Collected data

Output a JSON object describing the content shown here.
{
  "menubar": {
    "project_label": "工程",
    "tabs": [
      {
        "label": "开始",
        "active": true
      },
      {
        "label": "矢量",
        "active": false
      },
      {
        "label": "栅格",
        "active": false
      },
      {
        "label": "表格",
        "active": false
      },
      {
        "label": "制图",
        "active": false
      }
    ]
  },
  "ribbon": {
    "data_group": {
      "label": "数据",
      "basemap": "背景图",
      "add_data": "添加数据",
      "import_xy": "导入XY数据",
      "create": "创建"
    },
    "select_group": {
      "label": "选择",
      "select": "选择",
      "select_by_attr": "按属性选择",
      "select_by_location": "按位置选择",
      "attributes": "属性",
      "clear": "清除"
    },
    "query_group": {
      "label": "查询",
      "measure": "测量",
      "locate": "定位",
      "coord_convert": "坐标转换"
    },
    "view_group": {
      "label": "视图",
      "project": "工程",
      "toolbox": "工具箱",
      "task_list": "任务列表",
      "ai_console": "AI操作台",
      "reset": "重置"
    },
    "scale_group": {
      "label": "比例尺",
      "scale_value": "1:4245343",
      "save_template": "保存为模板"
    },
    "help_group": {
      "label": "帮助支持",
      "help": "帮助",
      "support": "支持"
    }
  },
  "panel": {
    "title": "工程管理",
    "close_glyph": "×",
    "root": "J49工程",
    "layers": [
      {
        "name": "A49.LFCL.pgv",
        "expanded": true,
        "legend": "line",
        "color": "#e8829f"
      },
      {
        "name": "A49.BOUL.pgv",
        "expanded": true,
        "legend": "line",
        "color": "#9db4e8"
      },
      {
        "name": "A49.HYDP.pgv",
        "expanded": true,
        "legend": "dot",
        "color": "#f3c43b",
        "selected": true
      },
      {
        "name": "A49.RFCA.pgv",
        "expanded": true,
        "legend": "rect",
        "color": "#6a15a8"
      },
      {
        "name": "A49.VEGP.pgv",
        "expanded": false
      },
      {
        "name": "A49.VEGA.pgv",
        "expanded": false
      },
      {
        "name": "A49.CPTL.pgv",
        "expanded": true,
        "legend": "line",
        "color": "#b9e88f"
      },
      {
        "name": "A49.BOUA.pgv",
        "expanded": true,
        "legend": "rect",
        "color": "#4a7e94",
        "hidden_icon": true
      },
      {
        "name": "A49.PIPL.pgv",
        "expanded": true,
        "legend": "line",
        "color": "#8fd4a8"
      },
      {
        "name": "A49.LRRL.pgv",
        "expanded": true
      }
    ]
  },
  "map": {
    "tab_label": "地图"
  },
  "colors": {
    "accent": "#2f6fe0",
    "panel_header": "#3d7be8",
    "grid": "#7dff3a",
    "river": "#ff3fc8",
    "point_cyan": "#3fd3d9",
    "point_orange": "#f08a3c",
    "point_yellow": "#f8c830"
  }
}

◆ What is expected: Write out the full set of records exactly as given.

◆ Correct answer:
Output a JSON object describing the content shown here.
{
  "menubar": {
    "project_label": "工程",
    "tabs": [
      {
        "label": "开始",
        "active": true
      },
      {
        "label": "矢量",
        "active": false
      },
      {
        "label": "栅格",
        "active": false
      },
      {
        "label": "表格",
        "active": false
      },
      {
        "label": "制图",
        "active": false
      }
    ]
  },
  "ribbon": {
    "data_group": {
      "label": "数据",
      "basemap": "背景图",
      "add_data": "添加数据",
      "import_xy": "导入XY数据",
      "create": "创建"
    },
    "select_group": {
      "label": "选择",
      "select": "选择",
      "select_by_attr": "按属性选择",
      "select_by_location": "按位置选择",
      "attributes": "属性",
      "clear": "清除"
    },
    "query_group": {
      "label": "查询",
      "measure": "测量",
      "locate": "定位",
      "coord_convert": "坐标转换"
    },
    "view_group": {
      "label": "视图",
      "project": "工程",
      "toolbox": "工具箱",
      "task_list": "任务列表",
      "ai_console": "AI操作台",
      "reset": "重置"
    },
    "scale_group": {
      "label": "比例尺",
      "scale_value": "1:4245343",
      "save_template": "保存为模板"
    },
    "help_group": {
      "label": "帮助支持",
      "help": "帮助",
      "support": "支持"
    }
  },
  "panel": {
    "title": "工程管理",
    "close_glyph": "×",
    "root": "J49工程",
    "layers": [
      {
        "name": "A49.LFCL.pgv",
        "expanded": true,
        "legend": "line",
        "color": "#e8829f"
      },
      {
        "name": "A49.BOUL.pgv",
        "expanded": true,
        "legend": "line",
        "color": "#9db4e8"
      },
      {
        "name": "A49.HYDP.pgv",
        "expanded": true,
        "legend": "dot",
        "color": "#f3c43b",
        "selected": true
      },
      {
        "name": "A49.RFCA.pgv",
        "expanded": true,
        "legend": "rect",
        "color": "#6a15a8"
      },
      {
        "name": "A49.VEGP.pgv",
        "expanded": false
      },
      {
        "name": "A49.VEGA.pgv",
        "expanded": false
      },
      {
        "name": "A49.CPTL.pgv",
        "expanded": true,
        "legend": "line",
        "color": "#b9e88f"
      },
      {
        "name": "A49.BOUA.pgv",
        "expanded": true,
        "legend": "rect",
        "color": "#4a7e94",
        "hidden_icon": true
      },
      {
        "name": "A49.PIPL.pgv",
        "expanded": true,
        "legend": "line",
        "color": "#8fd4a8"
      },
      {
        "name": "A49.LRRL.pgv",
        "expanded": true
      }
    ]
  },
  "map": {
    "tab_label": "地图"
  },
  "colors": {
    "accent": "#2f6fe0",
    "panel_header": "#3d7be8",
    "grid": "#7dff3a",
    "river": "#ff3fc8",
    "point_cyan": "#3fd3d9",
    "point_orange": "#f08a3c",
    "point_yellow": "#f8c830"
  }
}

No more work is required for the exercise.